* [Data listing]
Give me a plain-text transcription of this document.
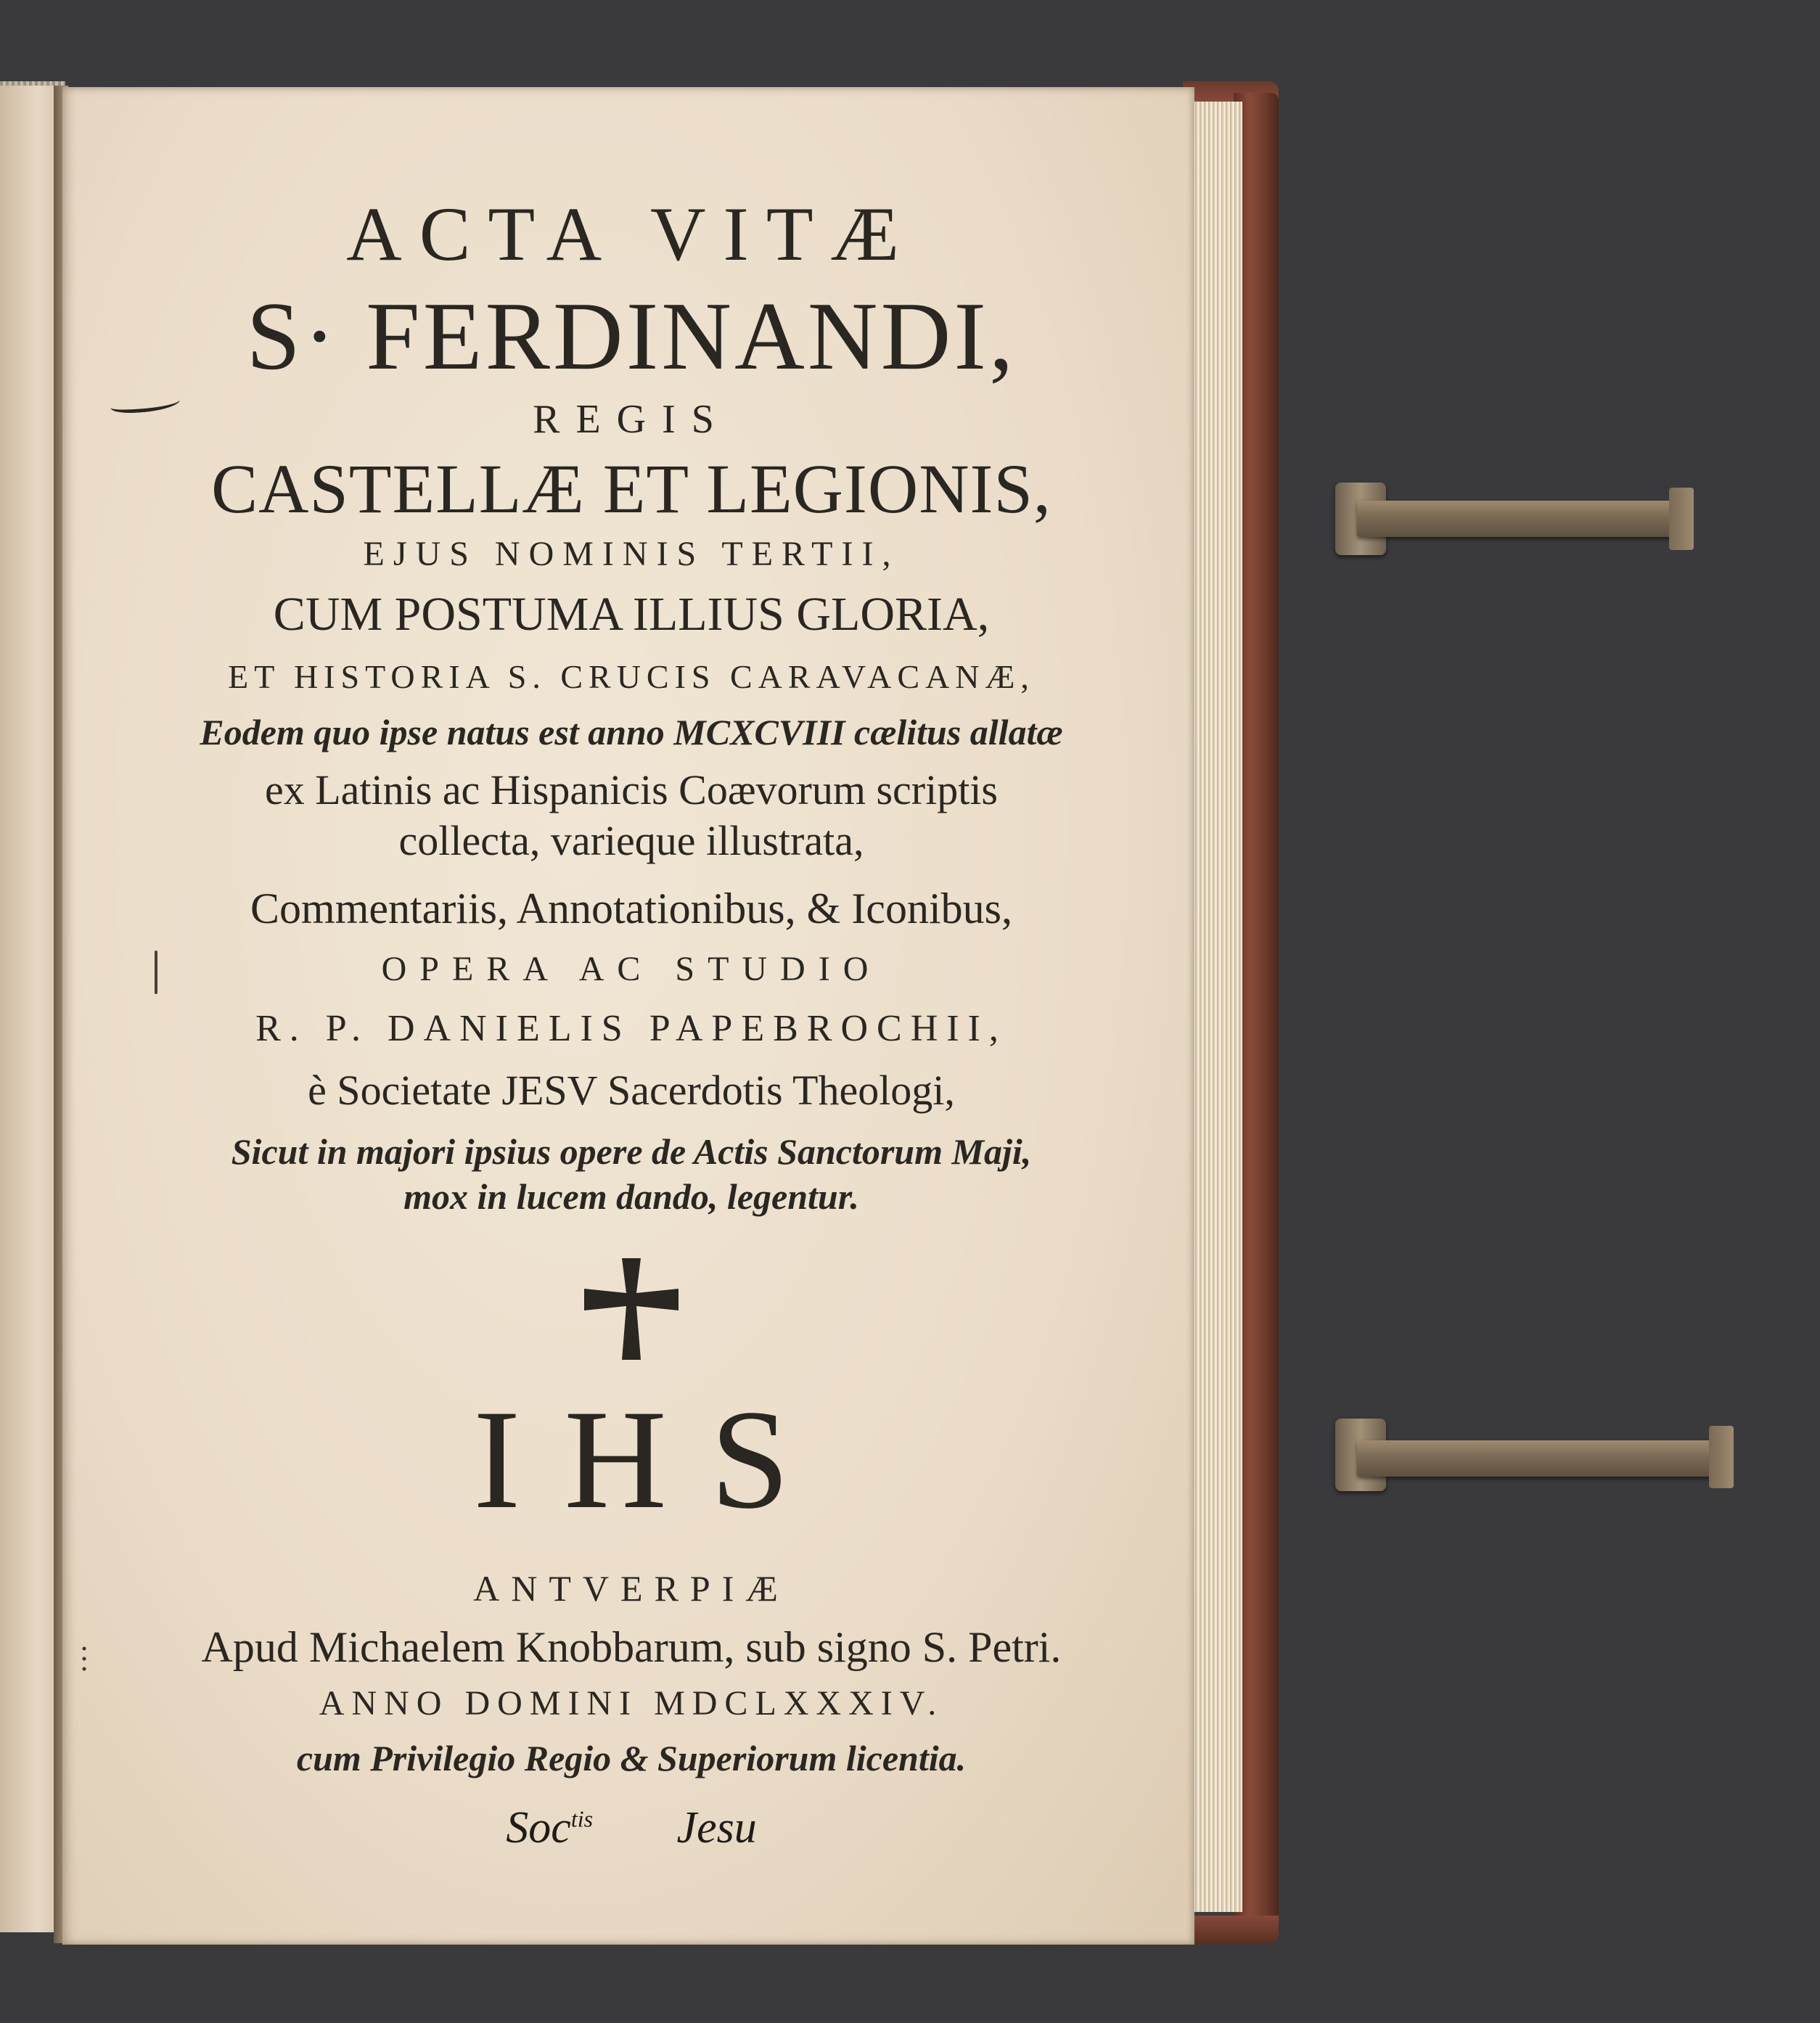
ACTA VITÆ

S· FERDINANDI,

REGIS

CASTELLÆ ET LEGIONIS,

EJUS NOMINIS TERTII,

CUM POSTUMA ILLIUS GLORIA,

ET HISTORIA S. CRUCIS CARAVACANÆ,

Eodem quo ipse natus est anno MCXCVIII cælitus allatæ

ex Latinis ac Hispanicis Coævorum scriptis

collecta, varieque illustrata,

Commentariis, Annotationibus, & Iconibus,

OPERA AC STUDIO

R. P. DANIELIS PAPEBROCHII,

è Societate JESV Sacerdotis Theologi,

Sicut in majori ipsius opere de Actis Sanctorum Maji,

mox in lucem dando, legentur.

IHS

ANTVERPIÆ

Apud Michaelem Knobbarum, sub signo S. Petri.

ANNO DOMINI MDCLXXXIV.

cum Privilegio Regio & Superiorum licentia.

Soc$^{tis}$ Jesu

* [Prompt] Pictures stay out; reproduce every line of the records exactly.

* [The completed task]
Give me a plain-text transcription of this document.
ACTA VITÆ

S· FERDINANDI,

REGIS

CASTELLÆ ET LEGIONIS,

EJUS NOMINIS TERTII,

CUM POSTUMA ILLIUS GLORIA,

ET HISTORIA S. CRUCIS CARAVACANÆ,

Eodem quo ipse natus est anno MCXCVIII cælitus allatæ

ex Latinis ac Hispanicis Coævorum scriptis

collecta, varieque illustrata,

Commentariis, Annotationibus, & Iconibus,

OPERA AC STUDIO

R. P. DANIELIS PAPEBROCHII,

è Societate JESV Sacerdotis Theologi,

Sicut in majori ipsius opere de Actis Sanctorum Maji,

mox in lucem dando, legentur.

IHS

ANTVERPIÆ

Apud Michaelem Knobbarum, sub signo S. Petri.

ANNO DOMINI MDCLXXXIV.

cum Privilegio Regio & Superiorum licentia.

Soc$^{tis}$ Jesu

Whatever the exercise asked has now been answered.